# CHALLENGE
Below are entries; tally how many lines hold the string "lambda" and answer with only that figure.

# DATA IN THIS EXERCISE
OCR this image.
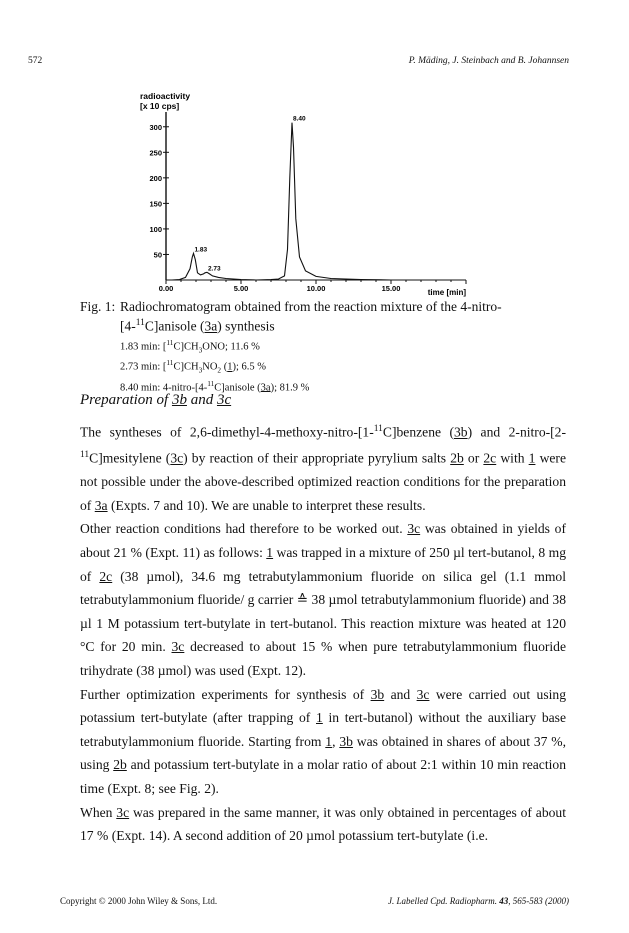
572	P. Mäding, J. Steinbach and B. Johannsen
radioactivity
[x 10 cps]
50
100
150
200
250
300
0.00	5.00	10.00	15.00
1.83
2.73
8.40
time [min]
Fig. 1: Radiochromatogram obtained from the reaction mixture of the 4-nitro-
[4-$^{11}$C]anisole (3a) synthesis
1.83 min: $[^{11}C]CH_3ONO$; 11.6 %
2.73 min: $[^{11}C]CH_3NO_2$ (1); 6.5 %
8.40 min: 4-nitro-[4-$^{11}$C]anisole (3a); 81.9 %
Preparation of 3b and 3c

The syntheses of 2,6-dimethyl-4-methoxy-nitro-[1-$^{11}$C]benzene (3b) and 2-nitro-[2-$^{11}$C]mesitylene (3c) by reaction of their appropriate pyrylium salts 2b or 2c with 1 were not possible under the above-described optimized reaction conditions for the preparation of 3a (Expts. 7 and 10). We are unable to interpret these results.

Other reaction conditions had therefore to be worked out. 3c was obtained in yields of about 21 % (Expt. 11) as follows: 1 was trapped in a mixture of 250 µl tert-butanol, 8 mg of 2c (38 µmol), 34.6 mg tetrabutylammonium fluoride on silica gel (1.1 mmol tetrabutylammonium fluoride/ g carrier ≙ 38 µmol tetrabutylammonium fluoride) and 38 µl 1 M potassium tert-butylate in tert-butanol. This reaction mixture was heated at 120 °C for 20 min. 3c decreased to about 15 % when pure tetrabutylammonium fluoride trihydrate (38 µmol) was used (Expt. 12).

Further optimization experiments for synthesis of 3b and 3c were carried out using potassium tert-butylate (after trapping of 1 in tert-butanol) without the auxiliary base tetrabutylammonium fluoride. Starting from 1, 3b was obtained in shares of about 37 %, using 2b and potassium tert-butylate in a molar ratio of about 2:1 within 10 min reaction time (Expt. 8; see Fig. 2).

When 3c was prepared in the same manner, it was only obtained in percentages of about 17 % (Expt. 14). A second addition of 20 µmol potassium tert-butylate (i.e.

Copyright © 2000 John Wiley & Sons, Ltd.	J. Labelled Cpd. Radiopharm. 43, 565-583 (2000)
* * *
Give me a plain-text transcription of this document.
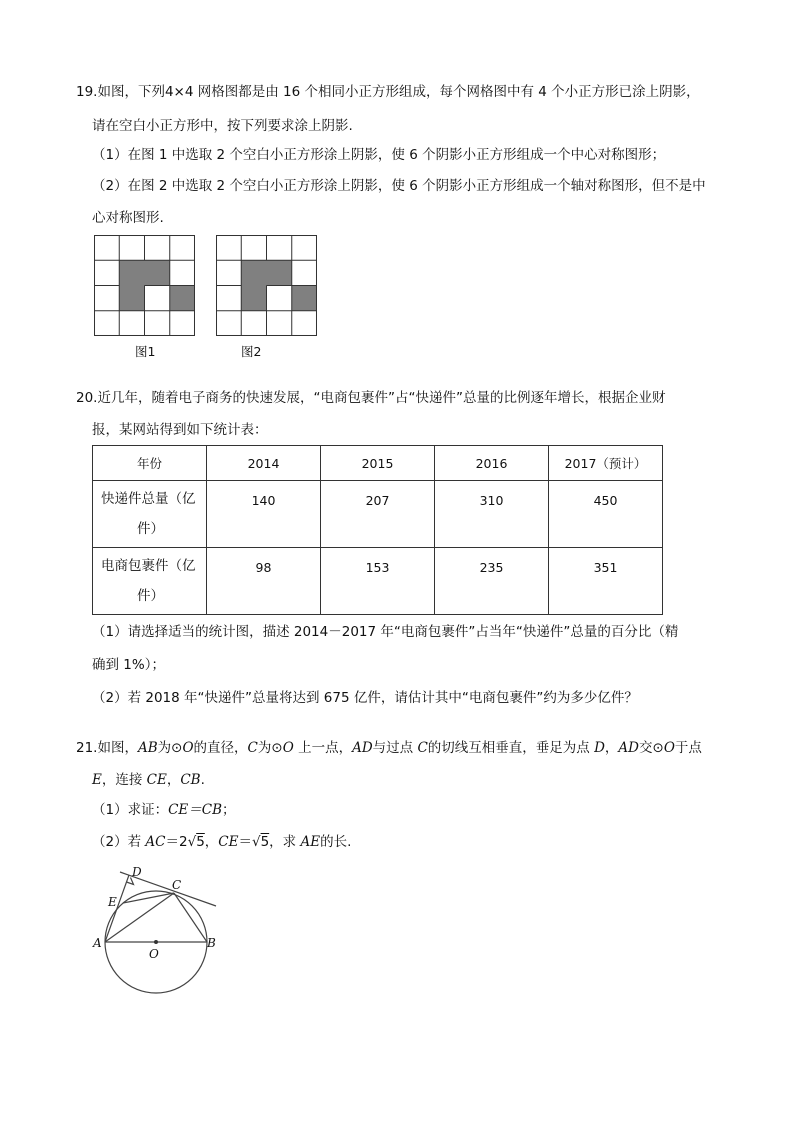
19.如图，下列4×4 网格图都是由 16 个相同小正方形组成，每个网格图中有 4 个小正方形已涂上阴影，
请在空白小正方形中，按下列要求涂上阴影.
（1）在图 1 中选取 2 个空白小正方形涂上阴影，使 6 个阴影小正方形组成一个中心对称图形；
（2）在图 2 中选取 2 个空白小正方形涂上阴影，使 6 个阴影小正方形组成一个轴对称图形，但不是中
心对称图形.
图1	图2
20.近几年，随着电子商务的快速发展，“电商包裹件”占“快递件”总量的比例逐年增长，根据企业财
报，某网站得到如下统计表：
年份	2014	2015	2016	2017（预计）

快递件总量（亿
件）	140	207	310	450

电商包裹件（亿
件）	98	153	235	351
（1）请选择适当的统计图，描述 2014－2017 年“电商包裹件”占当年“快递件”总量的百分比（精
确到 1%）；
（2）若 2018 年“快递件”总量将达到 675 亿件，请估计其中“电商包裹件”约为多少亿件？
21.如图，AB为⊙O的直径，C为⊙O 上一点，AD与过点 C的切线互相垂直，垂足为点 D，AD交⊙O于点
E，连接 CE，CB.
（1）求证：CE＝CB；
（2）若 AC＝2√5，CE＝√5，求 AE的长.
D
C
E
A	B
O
...
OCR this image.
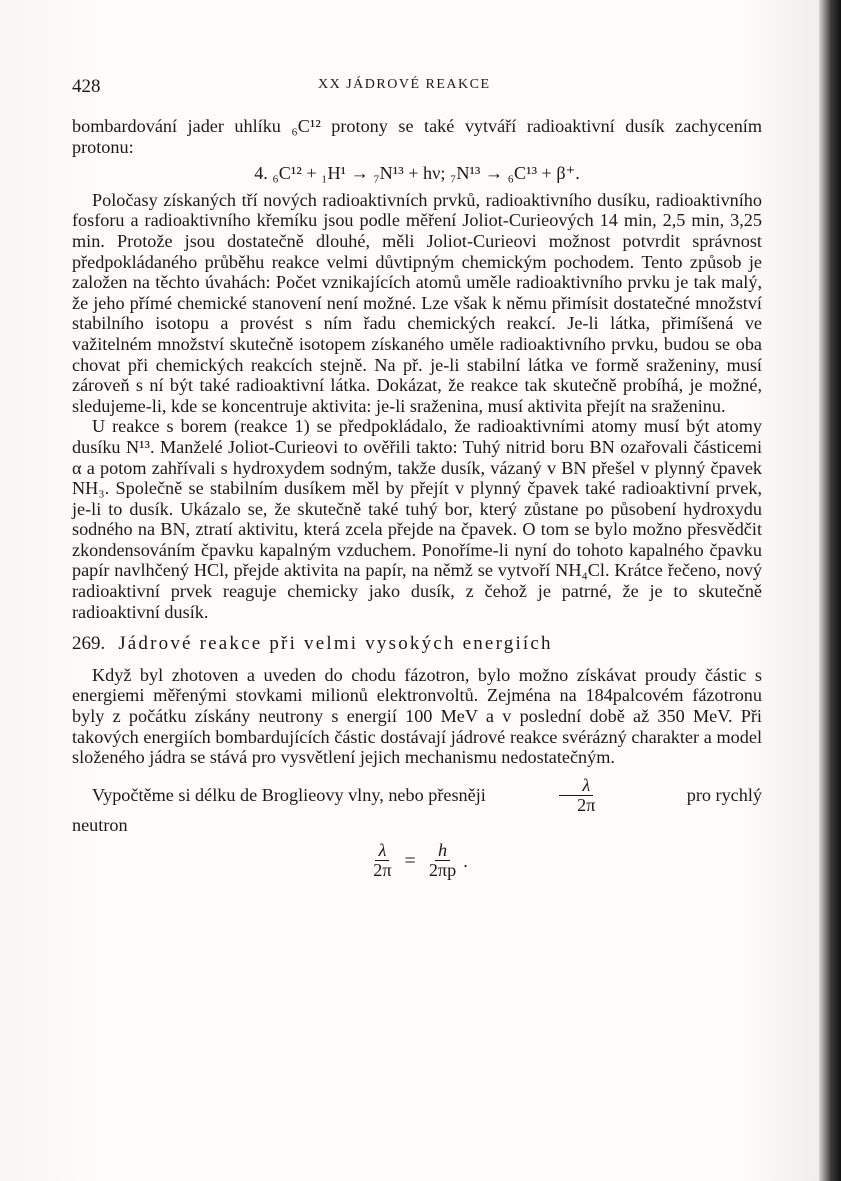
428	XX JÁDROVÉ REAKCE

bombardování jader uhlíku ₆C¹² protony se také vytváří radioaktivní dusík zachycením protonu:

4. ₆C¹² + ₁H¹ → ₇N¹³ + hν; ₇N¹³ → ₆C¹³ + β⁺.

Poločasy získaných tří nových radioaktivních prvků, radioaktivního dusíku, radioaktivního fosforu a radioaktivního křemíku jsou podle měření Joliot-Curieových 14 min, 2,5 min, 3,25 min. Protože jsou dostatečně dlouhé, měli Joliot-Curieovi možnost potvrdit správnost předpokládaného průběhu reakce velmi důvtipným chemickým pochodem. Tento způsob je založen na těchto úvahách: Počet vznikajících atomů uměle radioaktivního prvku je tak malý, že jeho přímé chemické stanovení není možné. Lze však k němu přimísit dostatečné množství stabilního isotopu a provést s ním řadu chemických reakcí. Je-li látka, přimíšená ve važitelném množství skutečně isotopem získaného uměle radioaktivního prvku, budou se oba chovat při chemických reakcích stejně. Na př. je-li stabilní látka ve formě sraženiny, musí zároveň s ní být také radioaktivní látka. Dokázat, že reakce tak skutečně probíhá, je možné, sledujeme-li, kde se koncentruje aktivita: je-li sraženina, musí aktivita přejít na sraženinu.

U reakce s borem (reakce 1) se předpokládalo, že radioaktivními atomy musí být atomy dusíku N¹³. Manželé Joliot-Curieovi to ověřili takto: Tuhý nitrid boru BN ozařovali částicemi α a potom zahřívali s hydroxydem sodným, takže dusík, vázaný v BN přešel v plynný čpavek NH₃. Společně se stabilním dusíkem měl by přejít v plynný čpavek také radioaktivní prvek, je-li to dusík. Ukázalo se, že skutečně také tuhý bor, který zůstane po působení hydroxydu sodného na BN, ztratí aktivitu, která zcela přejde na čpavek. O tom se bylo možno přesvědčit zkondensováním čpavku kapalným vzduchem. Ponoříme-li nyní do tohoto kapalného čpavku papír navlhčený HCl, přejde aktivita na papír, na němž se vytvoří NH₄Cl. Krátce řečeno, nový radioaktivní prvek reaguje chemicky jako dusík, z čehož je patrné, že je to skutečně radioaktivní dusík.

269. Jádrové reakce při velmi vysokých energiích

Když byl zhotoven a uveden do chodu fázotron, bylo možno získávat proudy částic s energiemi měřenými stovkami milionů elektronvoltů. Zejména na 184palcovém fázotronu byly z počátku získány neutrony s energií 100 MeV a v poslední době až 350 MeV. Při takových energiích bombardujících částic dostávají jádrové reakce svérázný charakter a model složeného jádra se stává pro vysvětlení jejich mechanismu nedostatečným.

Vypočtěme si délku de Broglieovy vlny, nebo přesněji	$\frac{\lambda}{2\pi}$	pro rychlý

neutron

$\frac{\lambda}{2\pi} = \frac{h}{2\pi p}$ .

# WRITTEN SOLUTION
2